Restate the data exactly as given and keep the pictures out.

____ DATA LINES

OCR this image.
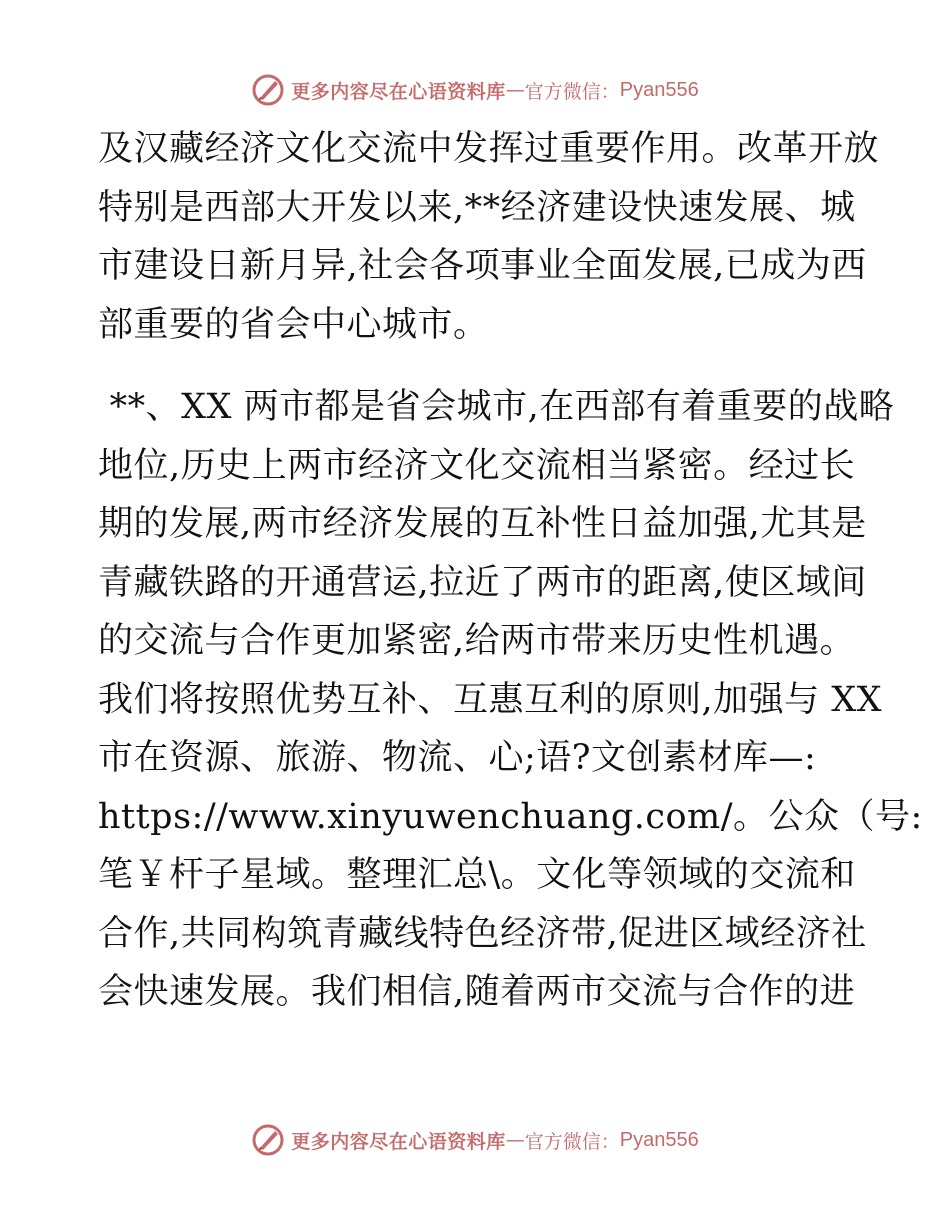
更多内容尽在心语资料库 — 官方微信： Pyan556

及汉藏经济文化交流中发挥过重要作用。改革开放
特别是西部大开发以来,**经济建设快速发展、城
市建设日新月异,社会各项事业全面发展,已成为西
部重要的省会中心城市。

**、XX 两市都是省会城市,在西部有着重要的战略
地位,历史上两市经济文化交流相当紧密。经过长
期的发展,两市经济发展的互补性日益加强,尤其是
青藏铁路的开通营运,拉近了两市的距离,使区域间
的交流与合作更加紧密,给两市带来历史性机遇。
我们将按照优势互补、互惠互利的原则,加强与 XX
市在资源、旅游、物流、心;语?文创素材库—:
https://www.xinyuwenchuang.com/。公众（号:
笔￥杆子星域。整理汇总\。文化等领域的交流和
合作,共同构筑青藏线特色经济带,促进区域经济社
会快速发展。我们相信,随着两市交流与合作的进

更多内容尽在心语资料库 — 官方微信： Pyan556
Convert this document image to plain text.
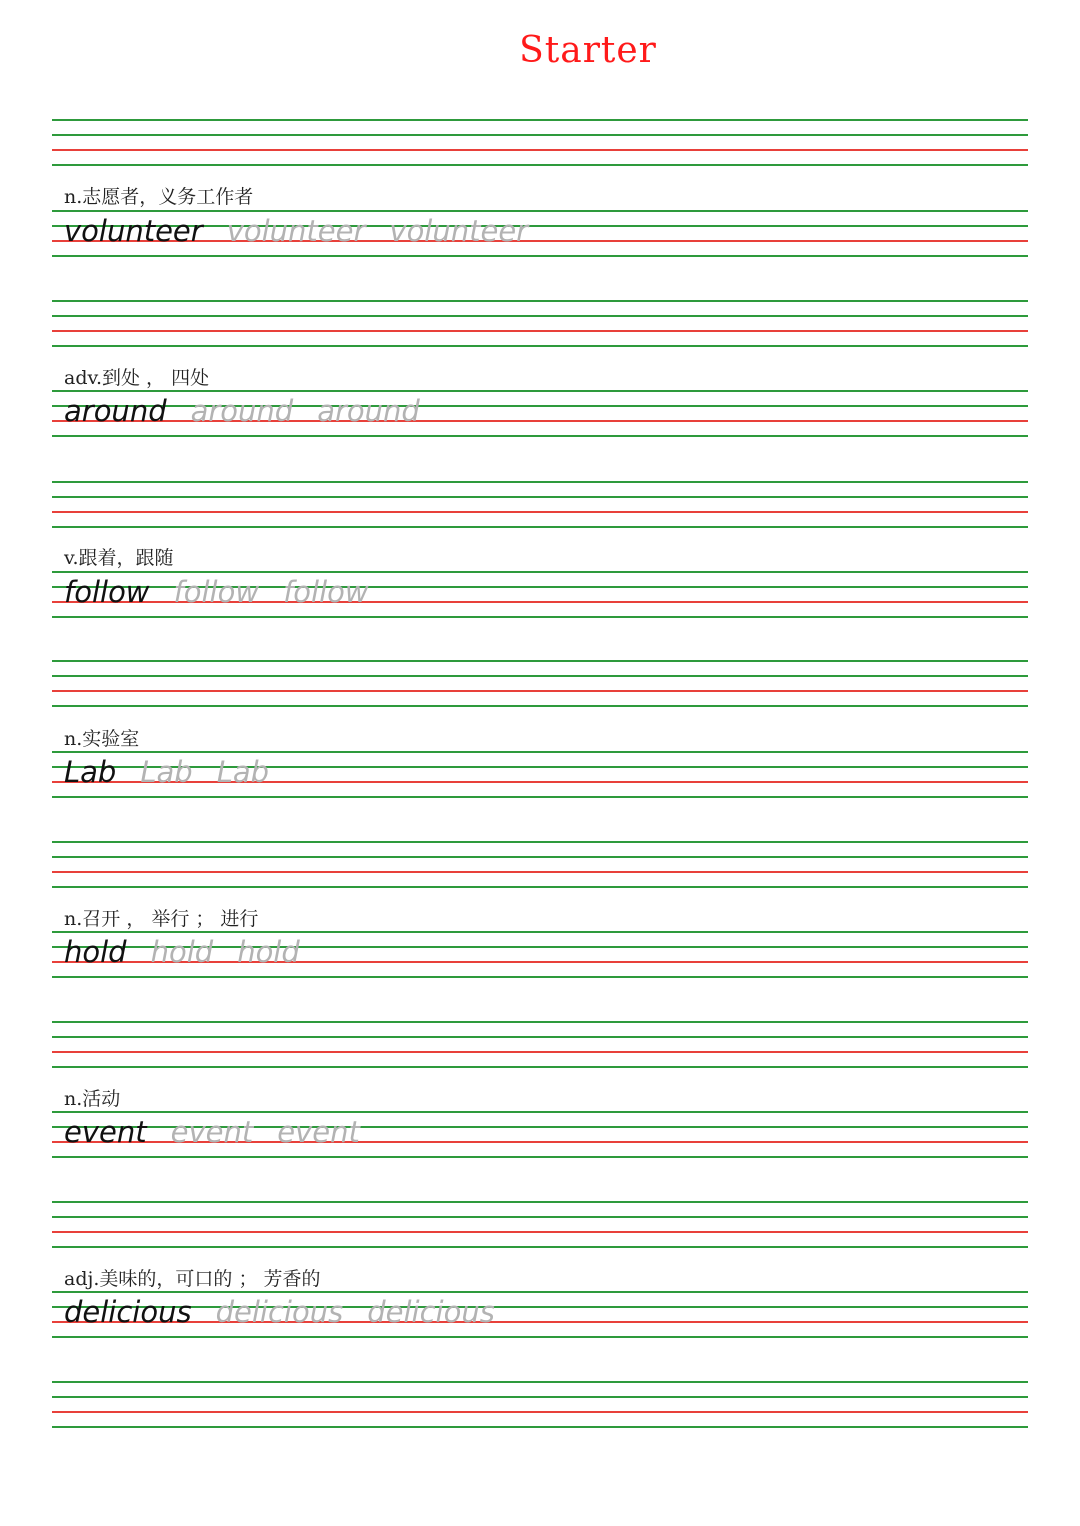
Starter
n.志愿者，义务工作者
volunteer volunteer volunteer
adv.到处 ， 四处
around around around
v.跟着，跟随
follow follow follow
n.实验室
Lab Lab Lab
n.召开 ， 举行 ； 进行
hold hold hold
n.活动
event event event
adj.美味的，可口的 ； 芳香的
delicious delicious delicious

________

TASK RESPONSE:
OCR this image.
更多内容尽在心语资料库 — 官方微信： Pyan556

及汉藏经济文化交流中发挥过重要作用。改革开放
特别是西部大开发以来,**经济建设快速发展、城
市建设日新月异,社会各项事业全面发展,已成为西
部重要的省会中心城市。

**、XX 两市都是省会城市,在西部有着重要的战略
地位,历史上两市经济文化交流相当紧密。经过长
期的发展,两市经济发展的互补性日益加强,尤其是
青藏铁路的开通营运,拉近了两市的距离,使区域间
的交流与合作更加紧密,给两市带来历史性机遇。
我们将按照优势互补、互惠互利的原则,加强与 XX
市在资源、旅游、物流、心;语?文创素材库—:
https://www.xinyuwenchuang.com/。公众（号:
笔￥杆子星域。整理汇总\。文化等领域的交流和
合作,共同构筑青藏线特色经济带,促进区域经济社
会快速发展。我们相信,随着两市交流与合作的进

更多内容尽在心语资料库 — 官方微信： Pyan556
Convert this document image to plain text.
Starter
n.志愿者，义务工作者
volunteer volunteer volunteer
adv.到处 ， 四处
around around around
v.跟着，跟随
follow follow follow
n.实验室
Lab Lab Lab
n.召开 ， 举行 ； 进行
hold hold hold
n.活动
event event event
adj.美味的，可口的 ； 芳香的
delicious delicious delicious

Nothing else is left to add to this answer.